'''

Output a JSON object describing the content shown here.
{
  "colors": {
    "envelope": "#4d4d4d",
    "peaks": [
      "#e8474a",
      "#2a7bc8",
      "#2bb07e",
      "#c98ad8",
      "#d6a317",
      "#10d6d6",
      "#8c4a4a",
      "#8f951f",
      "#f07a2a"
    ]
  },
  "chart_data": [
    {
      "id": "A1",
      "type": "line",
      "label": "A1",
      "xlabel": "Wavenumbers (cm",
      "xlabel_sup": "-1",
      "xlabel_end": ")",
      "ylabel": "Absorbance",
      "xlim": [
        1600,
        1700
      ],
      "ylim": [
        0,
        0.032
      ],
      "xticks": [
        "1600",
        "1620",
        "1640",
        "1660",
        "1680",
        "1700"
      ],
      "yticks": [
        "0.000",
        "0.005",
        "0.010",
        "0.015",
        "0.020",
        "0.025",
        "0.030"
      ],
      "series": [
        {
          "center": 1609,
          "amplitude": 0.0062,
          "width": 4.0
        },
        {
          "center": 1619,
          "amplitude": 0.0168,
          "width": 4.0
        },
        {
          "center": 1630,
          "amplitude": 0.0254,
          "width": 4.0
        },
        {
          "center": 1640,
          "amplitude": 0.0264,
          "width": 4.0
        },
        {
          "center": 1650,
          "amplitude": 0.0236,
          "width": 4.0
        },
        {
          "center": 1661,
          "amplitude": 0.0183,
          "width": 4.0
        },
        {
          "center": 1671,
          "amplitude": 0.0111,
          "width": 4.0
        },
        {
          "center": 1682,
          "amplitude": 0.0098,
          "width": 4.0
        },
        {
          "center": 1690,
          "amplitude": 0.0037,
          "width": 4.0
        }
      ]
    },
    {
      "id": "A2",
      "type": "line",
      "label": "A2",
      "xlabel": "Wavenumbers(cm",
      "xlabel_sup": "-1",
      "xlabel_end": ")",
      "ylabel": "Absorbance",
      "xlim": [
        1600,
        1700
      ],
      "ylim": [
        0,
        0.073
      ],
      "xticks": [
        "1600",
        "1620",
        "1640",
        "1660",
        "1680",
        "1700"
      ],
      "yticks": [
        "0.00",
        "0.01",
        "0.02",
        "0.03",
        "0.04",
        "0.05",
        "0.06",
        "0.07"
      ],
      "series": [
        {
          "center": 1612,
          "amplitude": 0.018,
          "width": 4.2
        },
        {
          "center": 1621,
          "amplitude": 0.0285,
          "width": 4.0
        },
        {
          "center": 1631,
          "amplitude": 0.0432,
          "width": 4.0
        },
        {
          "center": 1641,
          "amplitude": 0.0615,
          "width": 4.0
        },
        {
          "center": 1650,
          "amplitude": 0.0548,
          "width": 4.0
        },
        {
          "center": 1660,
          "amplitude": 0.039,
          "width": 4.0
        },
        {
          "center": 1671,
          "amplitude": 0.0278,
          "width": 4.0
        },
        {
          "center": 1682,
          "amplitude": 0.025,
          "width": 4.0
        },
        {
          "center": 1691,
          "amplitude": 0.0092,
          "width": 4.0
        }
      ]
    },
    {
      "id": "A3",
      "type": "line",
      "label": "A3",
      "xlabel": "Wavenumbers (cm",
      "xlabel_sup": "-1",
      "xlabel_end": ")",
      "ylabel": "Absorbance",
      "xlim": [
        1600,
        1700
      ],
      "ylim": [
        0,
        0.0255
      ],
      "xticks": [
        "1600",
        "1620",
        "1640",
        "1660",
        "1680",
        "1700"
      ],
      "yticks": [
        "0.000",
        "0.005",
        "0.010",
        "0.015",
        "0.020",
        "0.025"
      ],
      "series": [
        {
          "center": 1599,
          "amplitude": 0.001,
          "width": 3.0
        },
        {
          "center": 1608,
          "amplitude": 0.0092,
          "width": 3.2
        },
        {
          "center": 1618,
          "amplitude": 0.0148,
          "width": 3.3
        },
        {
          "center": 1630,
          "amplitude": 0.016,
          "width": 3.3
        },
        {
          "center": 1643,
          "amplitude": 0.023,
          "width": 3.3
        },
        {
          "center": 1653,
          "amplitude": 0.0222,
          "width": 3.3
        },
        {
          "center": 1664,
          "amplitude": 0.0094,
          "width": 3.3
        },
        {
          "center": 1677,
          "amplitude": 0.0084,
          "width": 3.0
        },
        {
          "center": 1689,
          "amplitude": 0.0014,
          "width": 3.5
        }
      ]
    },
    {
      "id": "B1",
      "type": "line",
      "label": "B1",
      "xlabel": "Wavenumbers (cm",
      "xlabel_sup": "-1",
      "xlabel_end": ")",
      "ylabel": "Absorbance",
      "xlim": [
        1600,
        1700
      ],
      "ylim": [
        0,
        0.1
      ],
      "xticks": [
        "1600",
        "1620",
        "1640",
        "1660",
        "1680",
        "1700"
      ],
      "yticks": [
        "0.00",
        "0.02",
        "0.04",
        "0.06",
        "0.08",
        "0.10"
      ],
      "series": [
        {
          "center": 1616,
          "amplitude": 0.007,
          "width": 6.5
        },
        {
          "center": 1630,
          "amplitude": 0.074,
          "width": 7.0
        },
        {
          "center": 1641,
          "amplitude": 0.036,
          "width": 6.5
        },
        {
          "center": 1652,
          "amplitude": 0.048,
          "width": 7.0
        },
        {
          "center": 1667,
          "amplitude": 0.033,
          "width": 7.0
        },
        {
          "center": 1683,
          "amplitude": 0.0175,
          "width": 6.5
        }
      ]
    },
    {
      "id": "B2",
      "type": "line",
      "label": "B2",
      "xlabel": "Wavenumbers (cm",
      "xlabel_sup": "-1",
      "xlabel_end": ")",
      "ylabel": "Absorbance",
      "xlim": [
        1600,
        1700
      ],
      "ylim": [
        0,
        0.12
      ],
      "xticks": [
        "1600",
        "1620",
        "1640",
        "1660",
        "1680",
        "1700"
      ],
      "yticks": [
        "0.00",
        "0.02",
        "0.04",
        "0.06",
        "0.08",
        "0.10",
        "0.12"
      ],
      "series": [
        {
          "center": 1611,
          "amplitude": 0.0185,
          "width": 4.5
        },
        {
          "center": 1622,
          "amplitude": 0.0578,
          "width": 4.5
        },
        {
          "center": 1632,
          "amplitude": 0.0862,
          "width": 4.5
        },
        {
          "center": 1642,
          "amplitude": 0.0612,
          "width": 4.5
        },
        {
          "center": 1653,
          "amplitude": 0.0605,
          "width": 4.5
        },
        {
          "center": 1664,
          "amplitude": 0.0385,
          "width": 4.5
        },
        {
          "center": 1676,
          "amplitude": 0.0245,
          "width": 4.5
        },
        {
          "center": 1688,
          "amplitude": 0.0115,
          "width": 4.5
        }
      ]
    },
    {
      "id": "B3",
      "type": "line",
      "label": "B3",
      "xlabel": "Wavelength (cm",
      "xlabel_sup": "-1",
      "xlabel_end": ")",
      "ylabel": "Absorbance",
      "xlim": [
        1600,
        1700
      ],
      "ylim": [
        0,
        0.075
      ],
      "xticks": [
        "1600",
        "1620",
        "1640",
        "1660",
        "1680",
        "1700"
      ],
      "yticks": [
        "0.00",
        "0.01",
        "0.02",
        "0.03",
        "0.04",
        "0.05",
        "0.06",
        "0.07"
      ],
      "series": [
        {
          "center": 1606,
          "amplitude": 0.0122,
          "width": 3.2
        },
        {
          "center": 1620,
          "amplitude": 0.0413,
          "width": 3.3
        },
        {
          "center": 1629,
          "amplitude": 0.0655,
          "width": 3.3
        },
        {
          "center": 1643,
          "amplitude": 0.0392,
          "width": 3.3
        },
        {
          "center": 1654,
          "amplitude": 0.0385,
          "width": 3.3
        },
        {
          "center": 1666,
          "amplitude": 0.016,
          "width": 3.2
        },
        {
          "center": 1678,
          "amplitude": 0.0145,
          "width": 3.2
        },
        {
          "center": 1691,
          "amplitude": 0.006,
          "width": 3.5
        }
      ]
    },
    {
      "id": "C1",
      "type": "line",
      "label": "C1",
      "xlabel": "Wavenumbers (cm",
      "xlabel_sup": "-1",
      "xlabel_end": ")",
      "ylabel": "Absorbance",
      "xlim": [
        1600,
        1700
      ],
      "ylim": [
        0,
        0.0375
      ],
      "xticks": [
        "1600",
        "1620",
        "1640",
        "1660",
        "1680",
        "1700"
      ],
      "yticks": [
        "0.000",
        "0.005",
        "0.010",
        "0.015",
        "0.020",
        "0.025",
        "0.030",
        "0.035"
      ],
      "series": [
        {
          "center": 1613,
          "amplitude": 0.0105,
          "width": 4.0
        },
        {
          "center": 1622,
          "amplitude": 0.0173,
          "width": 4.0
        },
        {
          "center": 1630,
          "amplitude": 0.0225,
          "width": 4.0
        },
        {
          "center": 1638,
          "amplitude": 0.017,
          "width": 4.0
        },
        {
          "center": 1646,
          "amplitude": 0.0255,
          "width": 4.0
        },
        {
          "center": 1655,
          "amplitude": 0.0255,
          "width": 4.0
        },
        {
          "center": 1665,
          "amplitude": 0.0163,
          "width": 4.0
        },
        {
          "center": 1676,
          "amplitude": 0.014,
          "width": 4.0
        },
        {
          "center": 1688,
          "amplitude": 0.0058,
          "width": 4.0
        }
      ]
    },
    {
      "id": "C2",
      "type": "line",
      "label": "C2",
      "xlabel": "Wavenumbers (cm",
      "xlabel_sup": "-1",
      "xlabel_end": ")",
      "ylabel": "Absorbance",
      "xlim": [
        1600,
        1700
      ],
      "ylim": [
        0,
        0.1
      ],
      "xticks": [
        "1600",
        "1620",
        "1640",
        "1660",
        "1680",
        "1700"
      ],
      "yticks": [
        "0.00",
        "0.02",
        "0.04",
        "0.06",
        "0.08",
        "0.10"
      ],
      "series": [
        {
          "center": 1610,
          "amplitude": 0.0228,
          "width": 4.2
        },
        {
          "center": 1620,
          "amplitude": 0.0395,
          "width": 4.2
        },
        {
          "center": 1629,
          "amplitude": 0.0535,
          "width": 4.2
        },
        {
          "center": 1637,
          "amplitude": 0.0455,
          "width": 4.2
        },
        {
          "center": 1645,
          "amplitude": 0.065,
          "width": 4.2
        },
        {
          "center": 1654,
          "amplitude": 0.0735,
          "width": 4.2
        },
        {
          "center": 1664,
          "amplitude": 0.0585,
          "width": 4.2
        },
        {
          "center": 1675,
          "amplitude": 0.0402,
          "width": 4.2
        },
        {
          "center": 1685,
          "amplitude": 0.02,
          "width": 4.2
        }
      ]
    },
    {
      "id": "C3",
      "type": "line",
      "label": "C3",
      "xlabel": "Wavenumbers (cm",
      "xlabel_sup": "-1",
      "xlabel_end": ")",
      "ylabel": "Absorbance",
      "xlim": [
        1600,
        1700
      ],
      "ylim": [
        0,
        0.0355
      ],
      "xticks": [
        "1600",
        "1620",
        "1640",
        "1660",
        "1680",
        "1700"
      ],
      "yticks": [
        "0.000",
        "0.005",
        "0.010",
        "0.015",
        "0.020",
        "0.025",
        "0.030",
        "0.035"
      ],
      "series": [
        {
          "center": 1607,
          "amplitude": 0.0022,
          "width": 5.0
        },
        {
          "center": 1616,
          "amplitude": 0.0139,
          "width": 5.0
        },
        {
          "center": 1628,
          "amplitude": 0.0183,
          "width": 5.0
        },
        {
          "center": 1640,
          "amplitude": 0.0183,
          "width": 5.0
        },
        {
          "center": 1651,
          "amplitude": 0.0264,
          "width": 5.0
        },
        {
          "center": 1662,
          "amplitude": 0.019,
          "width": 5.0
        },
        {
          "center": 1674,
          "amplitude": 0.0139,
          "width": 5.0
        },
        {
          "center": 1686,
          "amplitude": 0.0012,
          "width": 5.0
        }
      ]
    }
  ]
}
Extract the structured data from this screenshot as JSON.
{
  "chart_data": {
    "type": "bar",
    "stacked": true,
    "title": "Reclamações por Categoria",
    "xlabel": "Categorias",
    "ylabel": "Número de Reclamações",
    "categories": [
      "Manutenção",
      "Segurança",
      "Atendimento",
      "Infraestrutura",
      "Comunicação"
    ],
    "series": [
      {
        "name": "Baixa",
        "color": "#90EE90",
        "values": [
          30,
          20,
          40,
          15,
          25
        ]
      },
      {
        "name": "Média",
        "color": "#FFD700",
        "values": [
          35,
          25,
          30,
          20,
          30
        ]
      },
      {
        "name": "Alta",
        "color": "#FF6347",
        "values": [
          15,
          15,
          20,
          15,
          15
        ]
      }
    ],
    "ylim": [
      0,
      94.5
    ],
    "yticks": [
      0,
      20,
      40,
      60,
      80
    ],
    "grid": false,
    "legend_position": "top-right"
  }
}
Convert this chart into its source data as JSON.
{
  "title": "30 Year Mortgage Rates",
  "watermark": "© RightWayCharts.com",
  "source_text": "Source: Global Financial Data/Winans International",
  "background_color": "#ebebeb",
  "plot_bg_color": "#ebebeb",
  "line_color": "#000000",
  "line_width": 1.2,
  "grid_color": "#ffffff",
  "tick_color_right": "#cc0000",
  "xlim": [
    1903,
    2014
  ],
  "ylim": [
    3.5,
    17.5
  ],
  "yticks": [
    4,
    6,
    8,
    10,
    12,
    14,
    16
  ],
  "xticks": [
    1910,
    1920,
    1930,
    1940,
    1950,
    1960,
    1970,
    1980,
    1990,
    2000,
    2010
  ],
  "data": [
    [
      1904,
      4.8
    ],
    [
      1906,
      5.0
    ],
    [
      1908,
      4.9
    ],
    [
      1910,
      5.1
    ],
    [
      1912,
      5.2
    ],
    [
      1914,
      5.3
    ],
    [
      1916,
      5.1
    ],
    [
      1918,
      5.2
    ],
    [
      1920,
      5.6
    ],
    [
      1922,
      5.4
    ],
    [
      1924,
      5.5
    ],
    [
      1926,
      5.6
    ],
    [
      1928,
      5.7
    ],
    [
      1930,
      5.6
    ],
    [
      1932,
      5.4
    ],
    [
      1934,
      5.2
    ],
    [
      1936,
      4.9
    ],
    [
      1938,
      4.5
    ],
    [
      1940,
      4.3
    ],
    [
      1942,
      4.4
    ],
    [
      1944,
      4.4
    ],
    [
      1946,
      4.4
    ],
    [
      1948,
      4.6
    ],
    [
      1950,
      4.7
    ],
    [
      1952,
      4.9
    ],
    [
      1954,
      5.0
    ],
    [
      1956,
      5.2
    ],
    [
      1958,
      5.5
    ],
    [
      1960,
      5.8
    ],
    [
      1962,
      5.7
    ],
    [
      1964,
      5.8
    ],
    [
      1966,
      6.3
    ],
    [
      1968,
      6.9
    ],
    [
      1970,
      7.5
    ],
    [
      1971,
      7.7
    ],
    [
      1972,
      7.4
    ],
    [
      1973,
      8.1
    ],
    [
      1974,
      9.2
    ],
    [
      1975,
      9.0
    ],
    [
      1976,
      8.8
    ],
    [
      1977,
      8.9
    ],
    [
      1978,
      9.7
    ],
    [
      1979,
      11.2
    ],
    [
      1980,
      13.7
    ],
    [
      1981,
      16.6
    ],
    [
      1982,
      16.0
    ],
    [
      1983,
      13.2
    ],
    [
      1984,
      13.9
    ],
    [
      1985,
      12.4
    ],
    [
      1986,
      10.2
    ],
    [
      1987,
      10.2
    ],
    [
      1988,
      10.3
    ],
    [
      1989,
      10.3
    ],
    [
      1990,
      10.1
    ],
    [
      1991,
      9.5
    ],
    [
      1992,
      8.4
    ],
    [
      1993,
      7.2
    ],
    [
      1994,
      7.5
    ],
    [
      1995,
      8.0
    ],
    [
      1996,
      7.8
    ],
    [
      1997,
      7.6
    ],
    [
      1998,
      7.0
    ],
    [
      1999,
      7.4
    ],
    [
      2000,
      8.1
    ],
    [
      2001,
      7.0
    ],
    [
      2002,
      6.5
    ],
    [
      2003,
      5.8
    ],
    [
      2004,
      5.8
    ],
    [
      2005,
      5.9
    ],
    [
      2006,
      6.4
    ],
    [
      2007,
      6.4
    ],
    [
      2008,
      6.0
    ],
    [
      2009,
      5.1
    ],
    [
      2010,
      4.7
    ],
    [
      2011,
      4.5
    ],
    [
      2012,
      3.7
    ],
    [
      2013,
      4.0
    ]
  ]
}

'''

#### To be done:
Lines that include the word "JSON" are to be extracted from the data above.

#### Right answer:
Output a JSON object describing the content shown here.
Extract the structured data from this screenshot as JSON.
Convert this chart into its source data as JSON.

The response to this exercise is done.